Aim of the task >>
The data must be written out once more, precisely as given.

[Recorded data]
• • • •

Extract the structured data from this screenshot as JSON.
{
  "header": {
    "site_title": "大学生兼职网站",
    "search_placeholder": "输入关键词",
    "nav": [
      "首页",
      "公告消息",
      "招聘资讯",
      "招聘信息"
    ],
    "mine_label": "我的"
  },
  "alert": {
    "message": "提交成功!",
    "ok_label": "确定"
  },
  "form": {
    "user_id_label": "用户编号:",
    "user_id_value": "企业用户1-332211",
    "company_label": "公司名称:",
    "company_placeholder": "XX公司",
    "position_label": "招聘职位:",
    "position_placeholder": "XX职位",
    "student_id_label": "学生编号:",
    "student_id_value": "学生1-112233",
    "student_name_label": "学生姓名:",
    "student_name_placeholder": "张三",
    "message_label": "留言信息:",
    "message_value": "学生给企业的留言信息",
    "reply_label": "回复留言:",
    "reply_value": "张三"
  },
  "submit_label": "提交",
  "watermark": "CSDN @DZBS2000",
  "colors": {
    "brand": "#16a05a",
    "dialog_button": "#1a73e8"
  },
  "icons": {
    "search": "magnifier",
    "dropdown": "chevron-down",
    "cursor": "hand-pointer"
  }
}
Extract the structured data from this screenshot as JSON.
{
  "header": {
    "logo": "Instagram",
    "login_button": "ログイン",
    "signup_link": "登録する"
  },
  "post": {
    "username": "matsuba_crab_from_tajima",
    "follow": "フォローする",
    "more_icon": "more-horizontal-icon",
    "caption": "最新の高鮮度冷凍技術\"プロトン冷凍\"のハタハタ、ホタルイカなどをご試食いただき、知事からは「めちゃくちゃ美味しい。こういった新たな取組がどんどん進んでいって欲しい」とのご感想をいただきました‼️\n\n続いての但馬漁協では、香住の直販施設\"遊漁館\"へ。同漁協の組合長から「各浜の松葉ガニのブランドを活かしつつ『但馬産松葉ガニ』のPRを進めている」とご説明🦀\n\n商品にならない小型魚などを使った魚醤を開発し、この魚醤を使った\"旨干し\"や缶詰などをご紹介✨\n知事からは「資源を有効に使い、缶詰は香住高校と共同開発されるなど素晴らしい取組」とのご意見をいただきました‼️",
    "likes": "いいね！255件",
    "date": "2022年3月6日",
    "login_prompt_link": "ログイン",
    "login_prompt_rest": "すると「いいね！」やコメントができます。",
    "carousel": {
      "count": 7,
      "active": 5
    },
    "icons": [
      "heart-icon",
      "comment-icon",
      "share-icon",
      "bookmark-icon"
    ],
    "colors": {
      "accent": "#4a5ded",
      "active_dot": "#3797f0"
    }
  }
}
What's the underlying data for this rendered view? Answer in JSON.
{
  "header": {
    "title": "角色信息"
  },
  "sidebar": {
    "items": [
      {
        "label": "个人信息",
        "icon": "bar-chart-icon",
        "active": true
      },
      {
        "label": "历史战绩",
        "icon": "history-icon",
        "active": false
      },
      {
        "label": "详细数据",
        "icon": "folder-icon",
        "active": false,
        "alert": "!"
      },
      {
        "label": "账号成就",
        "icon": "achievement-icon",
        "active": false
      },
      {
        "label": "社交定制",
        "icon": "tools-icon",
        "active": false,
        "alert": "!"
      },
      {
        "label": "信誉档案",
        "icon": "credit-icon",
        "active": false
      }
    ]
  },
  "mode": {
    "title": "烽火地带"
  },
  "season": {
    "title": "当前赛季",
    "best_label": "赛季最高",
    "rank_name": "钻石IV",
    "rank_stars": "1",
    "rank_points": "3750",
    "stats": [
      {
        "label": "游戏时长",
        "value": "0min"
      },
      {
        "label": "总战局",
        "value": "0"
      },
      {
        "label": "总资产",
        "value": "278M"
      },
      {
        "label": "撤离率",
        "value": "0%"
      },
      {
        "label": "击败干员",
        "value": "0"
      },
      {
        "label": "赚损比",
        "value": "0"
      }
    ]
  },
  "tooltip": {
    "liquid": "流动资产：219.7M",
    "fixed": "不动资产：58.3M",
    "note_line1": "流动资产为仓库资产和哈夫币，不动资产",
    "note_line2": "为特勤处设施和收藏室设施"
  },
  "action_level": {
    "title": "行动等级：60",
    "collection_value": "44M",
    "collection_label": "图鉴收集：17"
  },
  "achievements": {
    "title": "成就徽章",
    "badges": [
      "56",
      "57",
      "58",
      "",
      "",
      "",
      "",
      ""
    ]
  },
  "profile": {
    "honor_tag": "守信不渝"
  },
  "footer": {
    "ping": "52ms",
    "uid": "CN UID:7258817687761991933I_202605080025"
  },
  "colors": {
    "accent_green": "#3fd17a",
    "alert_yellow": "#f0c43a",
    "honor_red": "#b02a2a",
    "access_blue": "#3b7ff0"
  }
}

• • • •

Answer for the task >>
Extract the structured data from this screenshot as JSON.
{
  "header": {
    "site_title": "大学生兼职网站",
    "search_placeholder": "输入关键词",
    "nav": [
      "首页",
      "公告消息",
      "招聘资讯",
      "招聘信息"
    ],
    "mine_label": "我的"
  },
  "alert": {
    "message": "提交成功!",
    "ok_label": "确定"
  },
  "form": {
    "user_id_label": "用户编号:",
    "user_id_value": "企业用户1-332211",
    "company_label": "公司名称:",
    "company_placeholder": "XX公司",
    "position_label": "招聘职位:",
    "position_placeholder": "XX职位",
    "student_id_label": "学生编号:",
    "student_id_value": "学生1-112233",
    "student_name_label": "学生姓名:",
    "student_name_placeholder": "张三",
    "message_label": "留言信息:",
    "message_value": "学生给企业的留言信息",
    "reply_label": "回复留言:",
    "reply_value": "张三"
  },
  "submit_label": "提交",
  "watermark": "CSDN @DZBS2000",
  "colors": {
    "brand": "#16a05a",
    "dialog_button": "#1a73e8"
  },
  "icons": {
    "search": "magnifier",
    "dropdown": "chevron-down",
    "cursor": "hand-pointer"
  }
}
Extract the structured data from this screenshot as JSON.
{
  "header": {
    "logo": "Instagram",
    "login_button": "ログイン",
    "signup_link": "登録する"
  },
  "post": {
    "username": "matsuba_crab_from_tajima",
    "follow": "フォローする",
    "more_icon": "more-horizontal-icon",
    "caption": "最新の高鮮度冷凍技術\"プロトン冷凍\"のハタハタ、ホタルイカなどをご試食いただき、知事からは「めちゃくちゃ美味しい。こういった新たな取組がどんどん進んでいって欲しい」とのご感想をいただきました‼️\n\n続いての但馬漁協では、香住の直販施設\"遊漁館\"へ。同漁協の組合長から「各浜の松葉ガニのブランドを活かしつつ『但馬産松葉ガニ』のPRを進めている」とご説明🦀\n\n商品にならない小型魚などを使った魚醤を開発し、この魚醤を使った\"旨干し\"や缶詰などをご紹介✨\n知事からは「資源を有効に使い、缶詰は香住高校と共同開発されるなど素晴らしい取組」とのご意見をいただきました‼️",
    "likes": "いいね！255件",
    "date": "2022年3月6日",
    "login_prompt_link": "ログイン",
    "login_prompt_rest": "すると「いいね！」やコメントができます。",
    "carousel": {
      "count": 7,
      "active": 5
    },
    "icons": [
      "heart-icon",
      "comment-icon",
      "share-icon",
      "bookmark-icon"
    ],
    "colors": {
      "accent": "#4a5ded",
      "active_dot": "#3797f0"
    }
  }
}
What's the underlying data for this rendered view? Answer in JSON.
{
  "header": {
    "title": "角色信息"
  },
  "sidebar": {
    "items": [
      {
        "label": "个人信息",
        "icon": "bar-chart-icon",
        "active": true
      },
      {
        "label": "历史战绩",
        "icon": "history-icon",
        "active": false
      },
      {
        "label": "详细数据",
        "icon": "folder-icon",
        "active": false,
        "alert": "!"
      },
      {
        "label": "账号成就",
        "icon": "achievement-icon",
        "active": false
      },
      {
        "label": "社交定制",
        "icon": "tools-icon",
        "active": false,
        "alert": "!"
      },
      {
        "label": "信誉档案",
        "icon": "credit-icon",
        "active": false
      }
    ]
  },
  "mode": {
    "title": "烽火地带"
  },
  "season": {
    "title": "当前赛季",
    "best_label": "赛季最高",
    "rank_name": "钻石IV",
    "rank_stars": "1",
    "rank_points": "3750",
    "stats": [
      {
        "label": "游戏时长",
        "value": "0min"
      },
      {
        "label": "总战局",
        "value": "0"
      },
      {
        "label": "总资产",
        "value": "278M"
      },
      {
        "label": "撤离率",
        "value": "0%"
      },
      {
        "label": "击败干员",
        "value": "0"
      },
      {
        "label": "赚损比",
        "value": "0"
      }
    ]
  },
  "tooltip": {
    "liquid": "流动资产：219.7M",
    "fixed": "不动资产：58.3M",
    "note_line1": "流动资产为仓库资产和哈夫币，不动资产",
    "note_line2": "为特勤处设施和收藏室设施"
  },
  "action_level": {
    "title": "行动等级：60",
    "collection_value": "44M",
    "collection_label": "图鉴收集：17"
  },
  "achievements": {
    "title": "成就徽章",
    "badges": [
      "56",
      "57",
      "58",
      "",
      "",
      "",
      "",
      ""
    ]
  },
  "profile": {
    "honor_tag": "守信不渝"
  },
  "footer": {
    "ping": "52ms",
    "uid": "CN UID:7258817687761991933I_202605080025"
  },
  "colors": {
    "accent_green": "#3fd17a",
    "alert_yellow": "#f0c43a",
    "honor_red": "#b02a2a",
    "access_blue": "#3b7ff0"
  }
}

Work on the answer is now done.